Return every line below as is, leaving out the pictures.

━━━ Available data

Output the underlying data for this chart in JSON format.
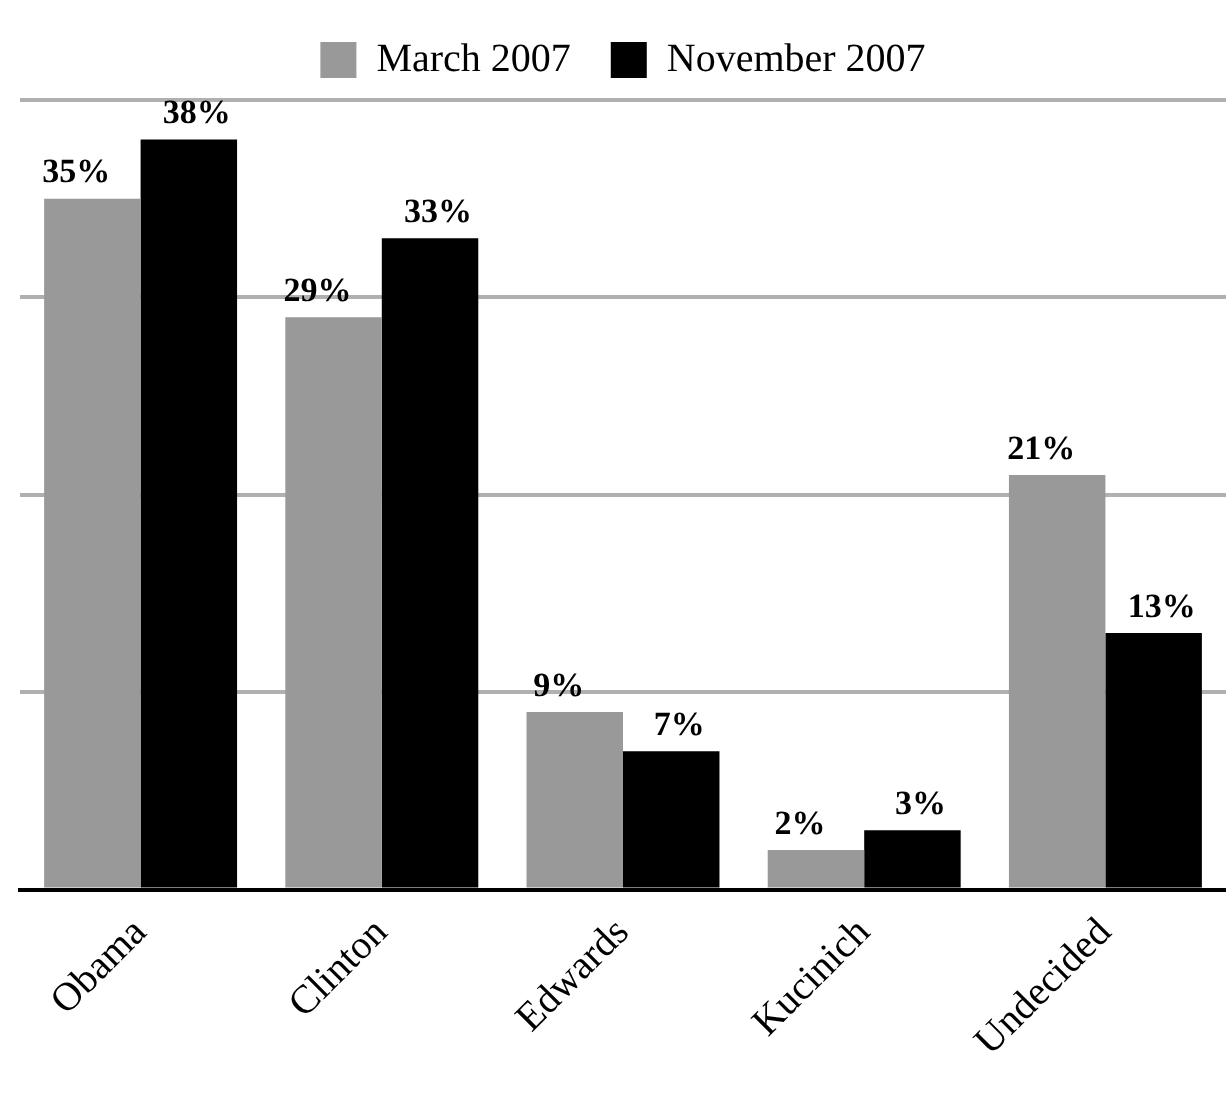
{
  "chart_data": {
    "type": "bar",
    "categories": [
      "Obama",
      "Clinton",
      "Edwards",
      "Kucinich",
      "Undecided"
    ],
    "series": [
      {
        "name": "March 2007",
        "color": "#999999",
        "values": [
          35,
          29,
          9,
          2,
          21
        ],
        "value_labels": [
          "35%",
          "29%",
          "9%",
          "2%",
          "21%"
        ]
      },
      {
        "name": "November 2007",
        "color": "#000000",
        "values": [
          38,
          33,
          7,
          3,
          13
        ],
        "value_labels": [
          "38%",
          "33%",
          "7%",
          "3%",
          "13%"
        ]
      }
    ],
    "grid": "y",
    "legend": "top",
    "tick_labels": "x"
  }
}
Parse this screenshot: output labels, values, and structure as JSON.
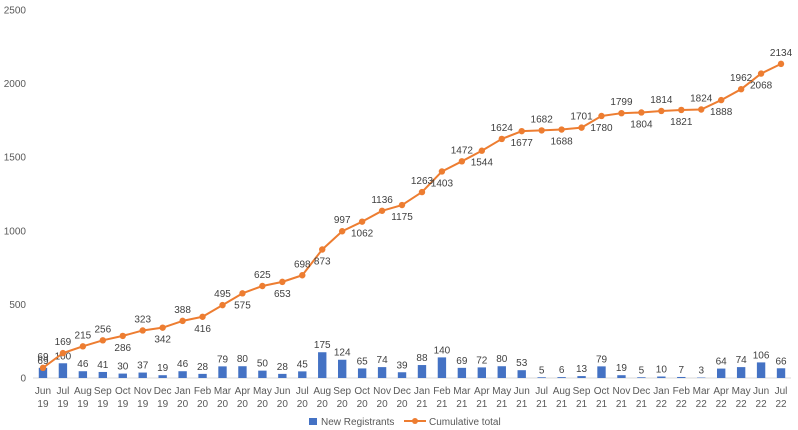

━━━━━━

## Output for this exercise
Output the underlying data for this chart in JSON format.
{
  "chart_data": {
    "type": "bar",
    "categories": [
      "Obama",
      "Clinton",
      "Edwards",
      "Kucinich",
      "Undecided"
    ],
    "series": [
      {
        "name": "March 2007",
        "color": "#999999",
        "values": [
          35,
          29,
          9,
          2,
          21
        ],
        "value_labels": [
          "35%",
          "29%",
          "9%",
          "2%",
          "21%"
        ]
      },
      {
        "name": "November 2007",
        "color": "#000000",
        "values": [
          38,
          33,
          7,
          3,
          13
        ],
        "value_labels": [
          "38%",
          "33%",
          "7%",
          "3%",
          "13%"
        ]
      }
    ],
    "grid": "y",
    "legend": "top",
    "tick_labels": "x"
  }
}
Parse this screenshot: output labels, values, and structure as JSON.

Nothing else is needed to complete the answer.